* [REQUIRED WORK]: Write out the entries verbatim and leave the images out of the copy.

* [MATERIAL SHOWN]:

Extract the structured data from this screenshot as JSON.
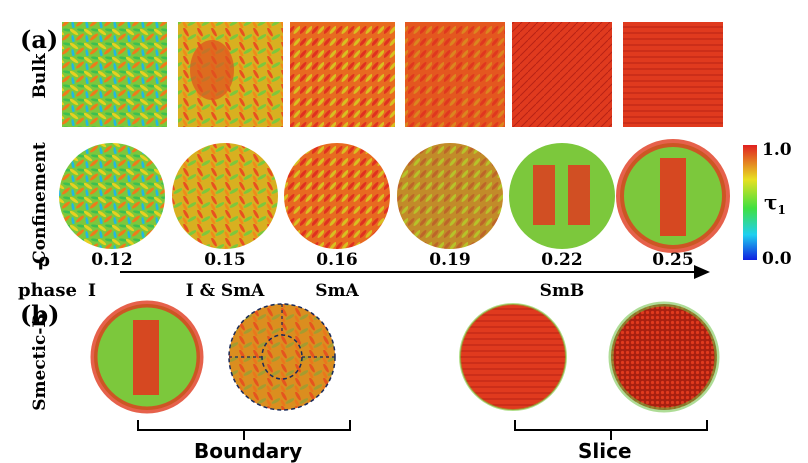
{
  "figure": {
    "panel_a": "(a)",
    "panel_b": "(b)",
    "row_bulk": "Bulk",
    "row_confinement": "Confinement",
    "row_smectic_b": "Smectic-B",
    "rho_label": "ρ",
    "phase_label": "phase",
    "rho_values": [
      "0.12",
      "0.15",
      "0.16",
      "0.19",
      "0.22",
      "0.25"
    ],
    "phases": [
      "I",
      "I & SmA",
      "SmA",
      "SmB"
    ],
    "colorbar": {
      "max": "1.0",
      "min": "0.0",
      "symbol": "τ",
      "subscript": "1"
    },
    "b_groups": [
      "Boundary",
      "Slice"
    ]
  },
  "colors": {
    "red": "#e0301e",
    "orange": "#f07a1a",
    "yellow": "#e8e020",
    "green": "#5cc83c",
    "cyan": "#22c8e0",
    "blue": "#2040e0"
  }
}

* [ANSWER TO THIS TASK]:
Extract the structured data from this screenshot as JSON.
{
  "figure": {
    "panel_a": "(a)",
    "panel_b": "(b)",
    "row_bulk": "Bulk",
    "row_confinement": "Confinement",
    "row_smectic_b": "Smectic-B",
    "rho_label": "ρ",
    "phase_label": "phase",
    "rho_values": [
      "0.12",
      "0.15",
      "0.16",
      "0.19",
      "0.22",
      "0.25"
    ],
    "phases": [
      "I",
      "I & SmA",
      "SmA",
      "SmB"
    ],
    "colorbar": {
      "max": "1.0",
      "min": "0.0",
      "symbol": "τ",
      "subscript": "1"
    },
    "b_groups": [
      "Boundary",
      "Slice"
    ]
  },
  "colors": {
    "red": "#e0301e",
    "orange": "#f07a1a",
    "yellow": "#e8e020",
    "green": "#5cc83c",
    "cyan": "#22c8e0",
    "blue": "#2040e0"
  }
}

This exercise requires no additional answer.